▶ [Work instructions]: Quote the records that follow in full and exactly; leave out the pictures.

* * * * *

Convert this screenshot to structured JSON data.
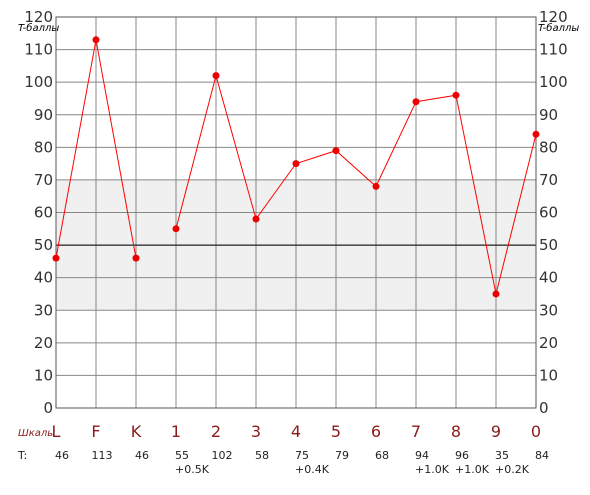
{
  "chart_data": {
    "type": "line",
    "ylabel_left": "T-баллы",
    "ylabel_right": "T-баллы",
    "ylim": [
      0,
      120
    ],
    "yticks": [
      0,
      10,
      20,
      30,
      40,
      50,
      60,
      70,
      80,
      90,
      100,
      110,
      120
    ],
    "normal_band": [
      30,
      70
    ],
    "reference_line": 50,
    "grid": true,
    "categories_label": "Шкалы",
    "categories": [
      "L",
      "F",
      "K",
      "1",
      "2",
      "3",
      "4",
      "5",
      "6",
      "7",
      "8",
      "9",
      "0"
    ],
    "values_label": "T:",
    "value_labels": [
      "46",
      "113",
      "46",
      "55",
      "102",
      "58",
      "75",
      "79",
      "68",
      "94",
      "96",
      "35",
      "84"
    ],
    "values": [
      46,
      113,
      46,
      55,
      102,
      58,
      75,
      79,
      68,
      94,
      96,
      35,
      84
    ],
    "corrections": [
      "",
      "",
      "",
      "+0.5K",
      "",
      "",
      "+0.4K",
      "",
      "",
      "+1.0K",
      "+1.0K",
      "+0.2K",
      ""
    ],
    "segments": [
      [
        0,
        1,
        2
      ],
      [
        3,
        4,
        5,
        6,
        7,
        8,
        9,
        10,
        11,
        12
      ]
    ],
    "colors": {
      "line": "#ff0000",
      "marker": "#ee0000",
      "band": "#f0f0f0",
      "grid": "#888888",
      "frame": "#555555",
      "reference": "#000000",
      "scale_text": "#8b1a1a"
    }
  }
}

* * * * *

▶ [Exercise result]:
Convert this screenshot to structured JSON data.
{
  "chart_data": {
    "type": "line",
    "ylabel_left": "T-баллы",
    "ylabel_right": "T-баллы",
    "ylim": [
      0,
      120
    ],
    "yticks": [
      0,
      10,
      20,
      30,
      40,
      50,
      60,
      70,
      80,
      90,
      100,
      110,
      120
    ],
    "normal_band": [
      30,
      70
    ],
    "reference_line": 50,
    "grid": true,
    "categories_label": "Шкалы",
    "categories": [
      "L",
      "F",
      "K",
      "1",
      "2",
      "3",
      "4",
      "5",
      "6",
      "7",
      "8",
      "9",
      "0"
    ],
    "values_label": "T:",
    "value_labels": [
      "46",
      "113",
      "46",
      "55",
      "102",
      "58",
      "75",
      "79",
      "68",
      "94",
      "96",
      "35",
      "84"
    ],
    "values": [
      46,
      113,
      46,
      55,
      102,
      58,
      75,
      79,
      68,
      94,
      96,
      35,
      84
    ],
    "corrections": [
      "",
      "",
      "",
      "+0.5K",
      "",
      "",
      "+0.4K",
      "",
      "",
      "+1.0K",
      "+1.0K",
      "+0.2K",
      ""
    ],
    "segments": [
      [
        0,
        1,
        2
      ],
      [
        3,
        4,
        5,
        6,
        7,
        8,
        9,
        10,
        11,
        12
      ]
    ],
    "colors": {
      "line": "#ff0000",
      "marker": "#ee0000",
      "band": "#f0f0f0",
      "grid": "#888888",
      "frame": "#555555",
      "reference": "#000000",
      "scale_text": "#8b1a1a"
    }
  }
}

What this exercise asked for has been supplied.